## GIVEN TASK
Pull out every line below containing the word "handle".

— start TASK INPUTS —

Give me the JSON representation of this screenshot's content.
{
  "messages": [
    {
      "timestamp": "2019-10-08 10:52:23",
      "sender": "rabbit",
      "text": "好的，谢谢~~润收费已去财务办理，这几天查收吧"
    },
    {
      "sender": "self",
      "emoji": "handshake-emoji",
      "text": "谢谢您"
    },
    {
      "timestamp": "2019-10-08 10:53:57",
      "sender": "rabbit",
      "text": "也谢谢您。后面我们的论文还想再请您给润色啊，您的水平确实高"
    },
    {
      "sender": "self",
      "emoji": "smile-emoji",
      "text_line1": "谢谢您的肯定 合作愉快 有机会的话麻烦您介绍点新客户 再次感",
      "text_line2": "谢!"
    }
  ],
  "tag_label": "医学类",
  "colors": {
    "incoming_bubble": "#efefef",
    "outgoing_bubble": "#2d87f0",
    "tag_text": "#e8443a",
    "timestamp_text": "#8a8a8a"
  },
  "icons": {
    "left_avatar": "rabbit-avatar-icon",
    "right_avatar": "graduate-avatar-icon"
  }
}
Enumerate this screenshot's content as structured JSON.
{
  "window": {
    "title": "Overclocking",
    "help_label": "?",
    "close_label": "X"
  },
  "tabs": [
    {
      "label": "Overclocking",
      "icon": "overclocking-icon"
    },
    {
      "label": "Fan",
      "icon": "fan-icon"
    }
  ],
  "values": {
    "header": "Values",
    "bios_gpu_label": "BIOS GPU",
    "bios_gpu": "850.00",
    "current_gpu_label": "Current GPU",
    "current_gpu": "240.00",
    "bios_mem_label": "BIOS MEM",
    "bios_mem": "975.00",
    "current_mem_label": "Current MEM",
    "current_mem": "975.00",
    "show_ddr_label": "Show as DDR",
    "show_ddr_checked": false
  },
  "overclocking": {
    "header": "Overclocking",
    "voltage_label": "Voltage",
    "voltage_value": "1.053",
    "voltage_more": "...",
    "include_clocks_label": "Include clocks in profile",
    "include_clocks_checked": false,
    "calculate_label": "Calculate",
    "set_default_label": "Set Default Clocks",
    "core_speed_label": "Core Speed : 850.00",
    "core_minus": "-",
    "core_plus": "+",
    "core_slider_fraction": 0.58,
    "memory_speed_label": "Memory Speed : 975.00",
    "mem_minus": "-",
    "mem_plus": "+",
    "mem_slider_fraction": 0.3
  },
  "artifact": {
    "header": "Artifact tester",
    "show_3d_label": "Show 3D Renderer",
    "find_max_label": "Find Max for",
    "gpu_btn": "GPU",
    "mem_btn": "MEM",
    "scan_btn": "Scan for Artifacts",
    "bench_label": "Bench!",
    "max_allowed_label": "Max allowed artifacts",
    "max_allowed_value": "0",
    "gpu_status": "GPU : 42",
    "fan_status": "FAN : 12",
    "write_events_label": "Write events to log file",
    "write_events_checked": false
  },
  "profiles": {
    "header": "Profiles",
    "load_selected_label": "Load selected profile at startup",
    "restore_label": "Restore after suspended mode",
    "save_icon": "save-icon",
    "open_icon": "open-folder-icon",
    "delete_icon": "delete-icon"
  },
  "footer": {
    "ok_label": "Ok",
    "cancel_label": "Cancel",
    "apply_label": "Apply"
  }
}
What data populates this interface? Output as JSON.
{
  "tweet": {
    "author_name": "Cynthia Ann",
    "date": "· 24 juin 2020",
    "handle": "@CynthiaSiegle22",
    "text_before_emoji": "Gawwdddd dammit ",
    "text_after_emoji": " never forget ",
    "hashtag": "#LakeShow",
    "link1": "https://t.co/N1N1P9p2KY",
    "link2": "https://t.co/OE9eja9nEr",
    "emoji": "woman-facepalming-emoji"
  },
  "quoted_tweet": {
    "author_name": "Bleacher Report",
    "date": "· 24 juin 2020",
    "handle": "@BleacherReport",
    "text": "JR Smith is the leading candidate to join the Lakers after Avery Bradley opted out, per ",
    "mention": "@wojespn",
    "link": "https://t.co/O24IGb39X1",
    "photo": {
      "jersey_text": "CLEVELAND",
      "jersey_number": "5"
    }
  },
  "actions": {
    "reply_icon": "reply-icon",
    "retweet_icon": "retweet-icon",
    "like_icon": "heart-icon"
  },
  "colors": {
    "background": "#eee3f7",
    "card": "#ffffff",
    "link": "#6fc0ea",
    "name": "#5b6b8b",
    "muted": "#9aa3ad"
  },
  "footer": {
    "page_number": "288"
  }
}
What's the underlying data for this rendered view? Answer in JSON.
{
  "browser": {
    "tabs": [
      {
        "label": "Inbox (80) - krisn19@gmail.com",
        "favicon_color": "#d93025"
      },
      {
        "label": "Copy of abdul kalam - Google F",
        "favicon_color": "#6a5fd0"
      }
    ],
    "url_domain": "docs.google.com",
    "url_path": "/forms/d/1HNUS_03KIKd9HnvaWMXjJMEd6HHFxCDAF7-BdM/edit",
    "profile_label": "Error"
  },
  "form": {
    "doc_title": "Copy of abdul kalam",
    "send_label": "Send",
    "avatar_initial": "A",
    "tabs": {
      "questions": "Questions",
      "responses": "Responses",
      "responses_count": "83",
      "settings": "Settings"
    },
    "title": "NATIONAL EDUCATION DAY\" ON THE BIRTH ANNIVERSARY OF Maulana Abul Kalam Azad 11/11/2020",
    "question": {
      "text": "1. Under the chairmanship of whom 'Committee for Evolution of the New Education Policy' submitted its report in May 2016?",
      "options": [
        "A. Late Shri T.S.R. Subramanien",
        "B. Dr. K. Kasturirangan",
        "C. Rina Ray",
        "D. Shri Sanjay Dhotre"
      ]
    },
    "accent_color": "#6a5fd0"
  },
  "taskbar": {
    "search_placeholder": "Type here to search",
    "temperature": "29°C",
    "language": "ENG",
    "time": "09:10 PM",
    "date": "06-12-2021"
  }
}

— end TASK INPUTS —

## TASK OUTPUT
    "handle": "@CynthiaSiegle22",
    "handle": "@BleacherReport",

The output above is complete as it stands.